— start Data for this exercise —
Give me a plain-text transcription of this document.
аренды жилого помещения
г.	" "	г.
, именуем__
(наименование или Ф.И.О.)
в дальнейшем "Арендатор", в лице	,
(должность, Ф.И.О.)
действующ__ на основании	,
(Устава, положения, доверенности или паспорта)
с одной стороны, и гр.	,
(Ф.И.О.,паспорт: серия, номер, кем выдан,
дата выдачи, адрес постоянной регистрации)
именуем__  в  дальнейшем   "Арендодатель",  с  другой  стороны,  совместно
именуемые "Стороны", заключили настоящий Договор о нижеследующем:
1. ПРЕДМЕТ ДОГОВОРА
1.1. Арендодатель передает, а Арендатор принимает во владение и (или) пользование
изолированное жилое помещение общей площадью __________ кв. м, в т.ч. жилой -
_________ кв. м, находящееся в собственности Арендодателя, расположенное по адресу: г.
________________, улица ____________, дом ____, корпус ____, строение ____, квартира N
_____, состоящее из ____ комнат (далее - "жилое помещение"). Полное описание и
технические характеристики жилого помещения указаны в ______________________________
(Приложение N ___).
— end Data for this exercise —
**Problem to solve:**
Gather each line that holds "жилое".

**Answer to the problem:**
изолированное жилое помещение общей площадью __________ кв. м, в т.ч. жилой -
_____, состоящее из ____ комнат (далее - "жилое помещение"). Полное описание и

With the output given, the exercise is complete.